I have always felt that Yanni is one of the most charismatic performers out there - especially in the days when his touring band included Charlie Bisharat, Karen Briggs, Bradley Joseph, Charlie Adams, etc. Such musical magic was created in those concerts! Fast forward more years than I care to count, and where are we? I applaud any established artist who is willing to experiment and branch out in different directions, and understand that there are bound to be some missteps when that happens. While Sensuous Chill is far from a bad album, it’s a disappointment. Yanni used to lock himself away for weeks at a time when he was creating new music, but now he has a whole crew of collaborators co-writing and co-producing his music plus vocalists adding lyrics to it. The music is no longer Yanni’s own vision - how can it be when most of the seventeen tracks on the album have 2-5 composers in the credits? So now we have Yanni packaged for a broader audience more inclined to listen to pop music than new age, world, or contemporary instrumental - genres Yanni helped to define almost thirty years ago. To me, Sensuous Chill lacks the magic that quickened my pulse and sometimes stopped me in my tracks. I get tired of the vocals very quickly and find them distracting. I love instrumental music and how it allows the imagination to run free. Yanni helped to bring instrumental music into the mainstream, so it’s disappointing that so many tracks now include vocals with lyrics. Are the songs bad? No, but that’s not what I want to hear from Yanni.

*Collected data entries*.
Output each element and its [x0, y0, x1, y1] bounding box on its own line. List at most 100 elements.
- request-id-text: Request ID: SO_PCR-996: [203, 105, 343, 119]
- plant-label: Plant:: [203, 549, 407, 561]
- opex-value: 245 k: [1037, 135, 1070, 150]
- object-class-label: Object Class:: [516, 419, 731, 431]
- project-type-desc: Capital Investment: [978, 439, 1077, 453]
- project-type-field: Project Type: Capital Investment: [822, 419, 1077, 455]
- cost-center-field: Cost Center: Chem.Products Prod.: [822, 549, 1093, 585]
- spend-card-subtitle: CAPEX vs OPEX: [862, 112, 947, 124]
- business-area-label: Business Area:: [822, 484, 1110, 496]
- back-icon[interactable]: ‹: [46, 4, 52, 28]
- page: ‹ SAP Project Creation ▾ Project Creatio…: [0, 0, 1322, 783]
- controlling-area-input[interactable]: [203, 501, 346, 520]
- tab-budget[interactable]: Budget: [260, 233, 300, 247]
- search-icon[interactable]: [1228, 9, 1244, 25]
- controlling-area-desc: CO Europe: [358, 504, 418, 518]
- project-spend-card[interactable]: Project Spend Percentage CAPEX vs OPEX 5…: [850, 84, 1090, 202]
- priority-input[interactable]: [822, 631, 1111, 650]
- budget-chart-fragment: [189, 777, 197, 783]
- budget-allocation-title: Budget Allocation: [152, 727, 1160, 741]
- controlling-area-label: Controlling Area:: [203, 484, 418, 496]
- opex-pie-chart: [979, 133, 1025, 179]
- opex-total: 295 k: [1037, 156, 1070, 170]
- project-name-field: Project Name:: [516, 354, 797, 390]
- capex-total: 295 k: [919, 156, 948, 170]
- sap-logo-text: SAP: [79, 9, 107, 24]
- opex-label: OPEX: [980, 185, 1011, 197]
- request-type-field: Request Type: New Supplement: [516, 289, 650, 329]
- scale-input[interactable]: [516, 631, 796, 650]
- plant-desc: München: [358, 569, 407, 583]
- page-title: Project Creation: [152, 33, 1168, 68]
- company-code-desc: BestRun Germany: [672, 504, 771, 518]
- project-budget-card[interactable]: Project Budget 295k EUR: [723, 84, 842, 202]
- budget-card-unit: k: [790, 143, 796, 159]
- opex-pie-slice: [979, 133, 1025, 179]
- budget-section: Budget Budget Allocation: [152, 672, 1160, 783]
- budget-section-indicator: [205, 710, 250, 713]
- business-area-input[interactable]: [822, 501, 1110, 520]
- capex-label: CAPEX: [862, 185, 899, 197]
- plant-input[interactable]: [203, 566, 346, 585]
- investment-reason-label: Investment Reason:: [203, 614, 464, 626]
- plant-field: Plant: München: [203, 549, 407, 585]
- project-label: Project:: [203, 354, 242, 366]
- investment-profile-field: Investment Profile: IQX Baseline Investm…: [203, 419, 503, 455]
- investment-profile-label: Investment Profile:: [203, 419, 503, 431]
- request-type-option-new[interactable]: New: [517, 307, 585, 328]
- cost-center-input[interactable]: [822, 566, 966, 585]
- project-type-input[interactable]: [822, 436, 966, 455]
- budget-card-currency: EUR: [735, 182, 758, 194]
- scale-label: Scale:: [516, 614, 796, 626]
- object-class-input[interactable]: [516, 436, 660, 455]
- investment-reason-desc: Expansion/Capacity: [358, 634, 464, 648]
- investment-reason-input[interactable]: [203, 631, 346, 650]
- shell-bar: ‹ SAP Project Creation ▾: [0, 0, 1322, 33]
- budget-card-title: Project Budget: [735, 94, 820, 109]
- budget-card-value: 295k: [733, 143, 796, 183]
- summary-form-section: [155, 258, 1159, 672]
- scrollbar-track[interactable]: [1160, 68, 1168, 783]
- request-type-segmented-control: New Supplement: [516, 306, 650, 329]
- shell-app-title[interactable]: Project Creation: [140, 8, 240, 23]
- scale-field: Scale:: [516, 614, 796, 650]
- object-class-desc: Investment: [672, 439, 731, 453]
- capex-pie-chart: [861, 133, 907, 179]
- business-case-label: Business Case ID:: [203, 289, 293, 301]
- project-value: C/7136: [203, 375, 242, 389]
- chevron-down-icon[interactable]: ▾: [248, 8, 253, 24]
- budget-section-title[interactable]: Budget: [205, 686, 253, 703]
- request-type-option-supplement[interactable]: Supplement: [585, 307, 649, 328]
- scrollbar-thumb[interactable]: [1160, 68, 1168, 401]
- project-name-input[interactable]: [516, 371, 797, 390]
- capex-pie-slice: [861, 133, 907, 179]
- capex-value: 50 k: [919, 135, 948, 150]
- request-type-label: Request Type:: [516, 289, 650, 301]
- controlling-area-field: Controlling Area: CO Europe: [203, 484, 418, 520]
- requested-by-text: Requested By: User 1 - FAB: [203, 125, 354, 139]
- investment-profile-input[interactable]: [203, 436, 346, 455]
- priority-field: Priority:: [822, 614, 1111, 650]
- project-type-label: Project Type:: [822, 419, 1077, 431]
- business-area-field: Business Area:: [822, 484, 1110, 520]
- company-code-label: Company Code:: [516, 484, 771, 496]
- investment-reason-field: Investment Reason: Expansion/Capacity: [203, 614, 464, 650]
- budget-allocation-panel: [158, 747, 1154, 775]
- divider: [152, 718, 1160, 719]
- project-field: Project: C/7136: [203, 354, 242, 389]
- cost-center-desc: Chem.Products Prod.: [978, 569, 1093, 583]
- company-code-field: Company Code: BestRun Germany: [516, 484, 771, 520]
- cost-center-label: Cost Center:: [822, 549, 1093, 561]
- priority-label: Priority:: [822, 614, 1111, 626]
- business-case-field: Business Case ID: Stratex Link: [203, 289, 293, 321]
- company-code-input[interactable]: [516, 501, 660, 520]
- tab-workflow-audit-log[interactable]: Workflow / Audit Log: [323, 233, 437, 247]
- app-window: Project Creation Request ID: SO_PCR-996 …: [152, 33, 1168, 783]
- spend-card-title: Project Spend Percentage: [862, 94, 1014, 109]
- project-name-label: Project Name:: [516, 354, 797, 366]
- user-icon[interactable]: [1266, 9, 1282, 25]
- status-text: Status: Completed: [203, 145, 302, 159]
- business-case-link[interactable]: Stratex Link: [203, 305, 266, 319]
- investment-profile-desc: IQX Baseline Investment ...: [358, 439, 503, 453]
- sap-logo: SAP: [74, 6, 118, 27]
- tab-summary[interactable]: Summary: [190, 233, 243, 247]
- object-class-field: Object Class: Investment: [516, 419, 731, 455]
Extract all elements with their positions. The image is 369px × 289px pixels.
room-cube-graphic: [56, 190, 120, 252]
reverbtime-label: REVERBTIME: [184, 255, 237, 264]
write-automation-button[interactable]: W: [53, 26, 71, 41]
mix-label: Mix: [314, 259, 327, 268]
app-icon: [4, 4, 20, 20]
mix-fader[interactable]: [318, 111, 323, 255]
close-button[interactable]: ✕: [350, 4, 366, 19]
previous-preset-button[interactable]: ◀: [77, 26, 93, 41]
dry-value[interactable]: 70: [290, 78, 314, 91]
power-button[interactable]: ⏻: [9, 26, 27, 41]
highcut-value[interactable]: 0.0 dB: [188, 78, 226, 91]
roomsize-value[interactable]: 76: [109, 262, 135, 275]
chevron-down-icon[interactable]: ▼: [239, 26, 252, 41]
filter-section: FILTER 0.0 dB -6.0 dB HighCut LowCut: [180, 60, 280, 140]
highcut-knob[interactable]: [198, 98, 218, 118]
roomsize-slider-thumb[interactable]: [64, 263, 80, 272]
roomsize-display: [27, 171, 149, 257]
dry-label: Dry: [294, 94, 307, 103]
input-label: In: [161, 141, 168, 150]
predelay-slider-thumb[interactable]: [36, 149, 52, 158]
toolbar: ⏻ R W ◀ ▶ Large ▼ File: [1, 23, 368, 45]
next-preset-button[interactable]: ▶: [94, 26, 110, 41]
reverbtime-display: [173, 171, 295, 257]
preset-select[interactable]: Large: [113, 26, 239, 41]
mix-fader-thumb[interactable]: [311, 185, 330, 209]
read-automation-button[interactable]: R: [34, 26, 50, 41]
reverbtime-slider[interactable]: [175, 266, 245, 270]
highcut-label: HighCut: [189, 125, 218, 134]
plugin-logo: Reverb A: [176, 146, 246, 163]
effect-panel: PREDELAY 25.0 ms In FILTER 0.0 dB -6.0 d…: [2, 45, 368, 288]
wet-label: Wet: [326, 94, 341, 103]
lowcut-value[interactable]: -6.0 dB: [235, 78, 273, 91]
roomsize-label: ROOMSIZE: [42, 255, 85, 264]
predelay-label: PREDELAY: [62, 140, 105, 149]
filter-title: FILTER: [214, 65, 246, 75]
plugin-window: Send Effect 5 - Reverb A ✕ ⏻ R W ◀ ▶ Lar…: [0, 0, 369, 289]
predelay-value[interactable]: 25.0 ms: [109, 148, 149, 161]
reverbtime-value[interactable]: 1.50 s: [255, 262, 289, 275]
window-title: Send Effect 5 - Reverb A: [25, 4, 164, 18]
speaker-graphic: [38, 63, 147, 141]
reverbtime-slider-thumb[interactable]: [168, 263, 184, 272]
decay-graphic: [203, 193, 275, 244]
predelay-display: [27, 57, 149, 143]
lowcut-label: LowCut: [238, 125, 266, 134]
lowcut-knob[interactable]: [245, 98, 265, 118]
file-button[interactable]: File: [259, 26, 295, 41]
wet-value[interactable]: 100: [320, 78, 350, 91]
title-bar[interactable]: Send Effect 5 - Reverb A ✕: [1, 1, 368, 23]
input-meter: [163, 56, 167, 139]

*TO DO*.
1. Answer these questions about the review of Yanni's album Sensuous Chill:
(a) Which touring band members does the review name?
(b) How many tracks are on the album?
(c) What did Yanni once do when he was creating new music?
2. Resume the review of Yanni's album Sensuous Chill, picking up right after its final sentence.
This material was drawn from a different source than the text.

*EXERCISE RESPONSES*.
1.
(a) Charlie Bisharat, Karen Briggs, Bradley Joseph and Charlie Adams.
(b) Seventeen.
(c) He locked himself away for weeks at a time.

2.
Of the seventeen tracks on the album, ten are new and the other seven are new arrangements of older material - some of which have been redone fairly recently. Since this is music that a new tour is built on, I can understand that some older material would be included, but only “Drive” (a new version of “Looking Glass”) and “Whispers in the Dark” come close to being Yanni signature pieces. So, sad to say that this is an album that will probably sit on the shelf now that my review is written. I had hoped for so much more.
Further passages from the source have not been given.